» WHAT YOU SHOULD DO
Quote the listing below in full and exactly as written, but omit every picture.

***** RECORDS

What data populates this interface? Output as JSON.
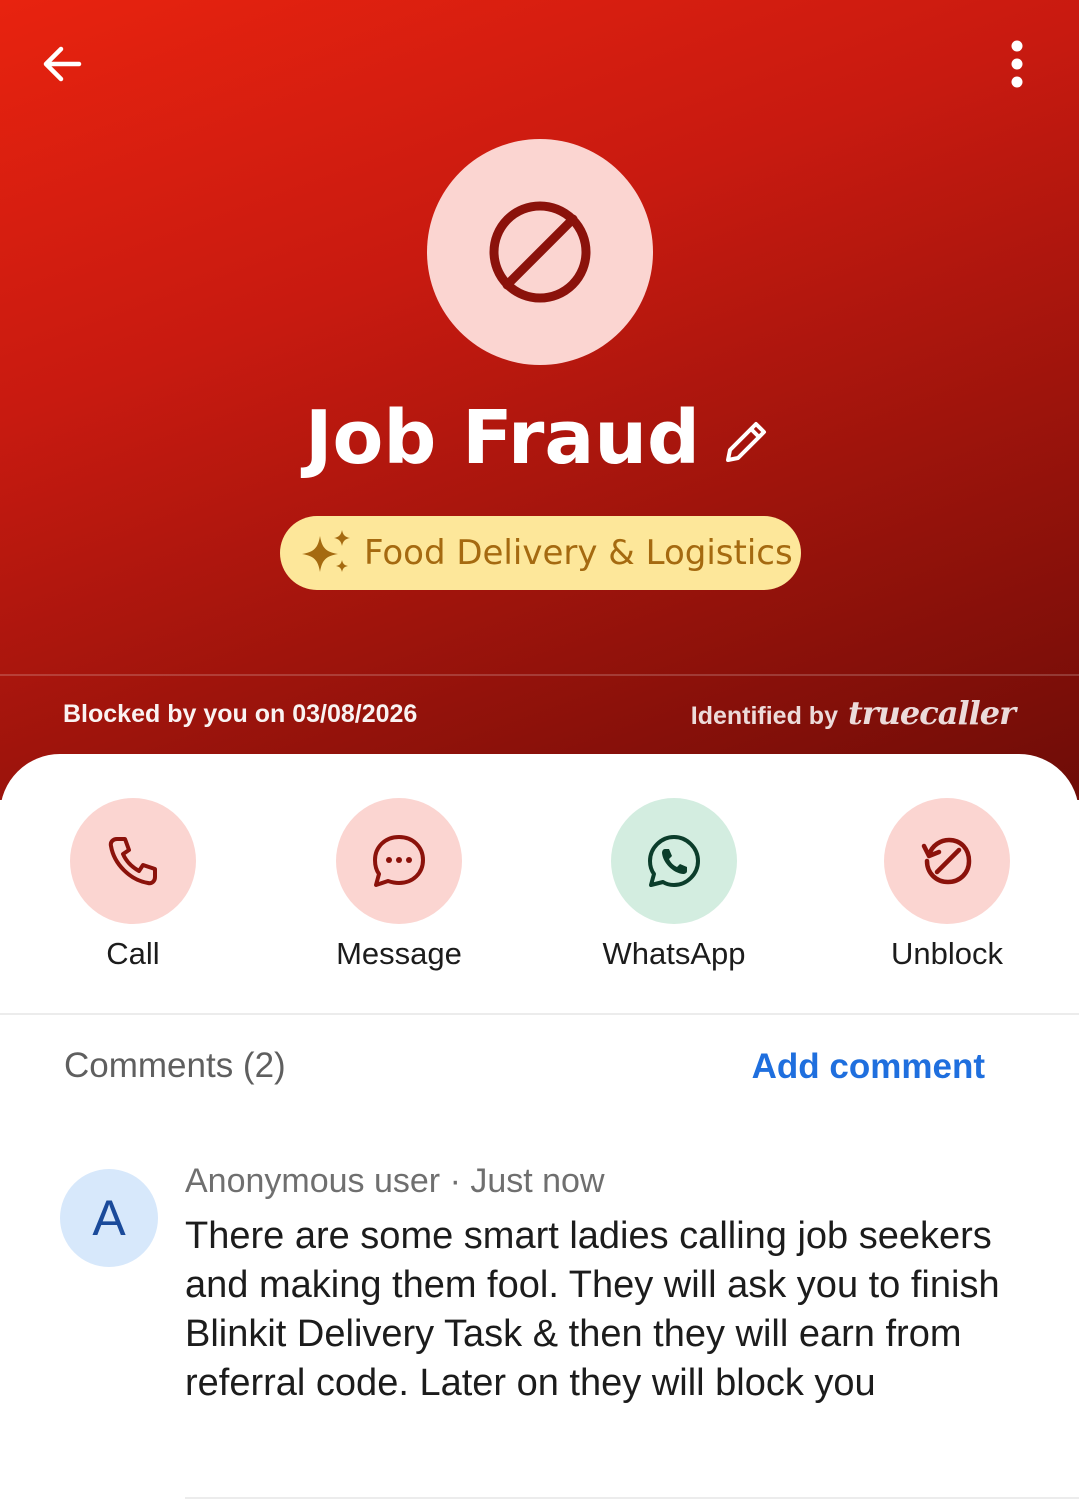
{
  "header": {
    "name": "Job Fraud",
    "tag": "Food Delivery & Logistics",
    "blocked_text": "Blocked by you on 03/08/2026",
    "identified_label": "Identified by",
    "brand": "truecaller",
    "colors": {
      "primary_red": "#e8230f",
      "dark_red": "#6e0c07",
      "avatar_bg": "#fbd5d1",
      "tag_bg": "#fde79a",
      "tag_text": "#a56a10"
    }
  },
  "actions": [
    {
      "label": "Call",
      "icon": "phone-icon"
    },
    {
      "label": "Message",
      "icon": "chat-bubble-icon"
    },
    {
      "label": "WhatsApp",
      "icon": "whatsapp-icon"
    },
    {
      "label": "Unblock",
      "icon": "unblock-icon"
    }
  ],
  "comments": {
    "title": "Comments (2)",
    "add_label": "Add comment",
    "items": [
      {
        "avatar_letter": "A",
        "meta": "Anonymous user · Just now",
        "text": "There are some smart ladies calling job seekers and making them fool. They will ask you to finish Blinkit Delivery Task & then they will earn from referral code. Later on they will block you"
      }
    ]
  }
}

**********

» WRITTEN RESPONSE
What data populates this interface? Output as JSON.
{
  "header": {
    "name": "Job Fraud",
    "tag": "Food Delivery & Logistics",
    "blocked_text": "Blocked by you on 03/08/2026",
    "identified_label": "Identified by",
    "brand": "truecaller",
    "colors": {
      "primary_red": "#e8230f",
      "dark_red": "#6e0c07",
      "avatar_bg": "#fbd5d1",
      "tag_bg": "#fde79a",
      "tag_text": "#a56a10"
    }
  },
  "actions": [
    {
      "label": "Call",
      "icon": "phone-icon"
    },
    {
      "label": "Message",
      "icon": "chat-bubble-icon"
    },
    {
      "label": "WhatsApp",
      "icon": "whatsapp-icon"
    },
    {
      "label": "Unblock",
      "icon": "unblock-icon"
    }
  ],
  "comments": {
    "title": "Comments (2)",
    "add_label": "Add comment",
    "items": [
      {
        "avatar_letter": "A",
        "meta": "Anonymous user · Just now",
        "text": "There are some smart ladies calling job seekers and making them fool. They will ask you to finish Blinkit Delivery Task & then they will earn from referral code. Later on they will block you"
      }
    ]
  }
}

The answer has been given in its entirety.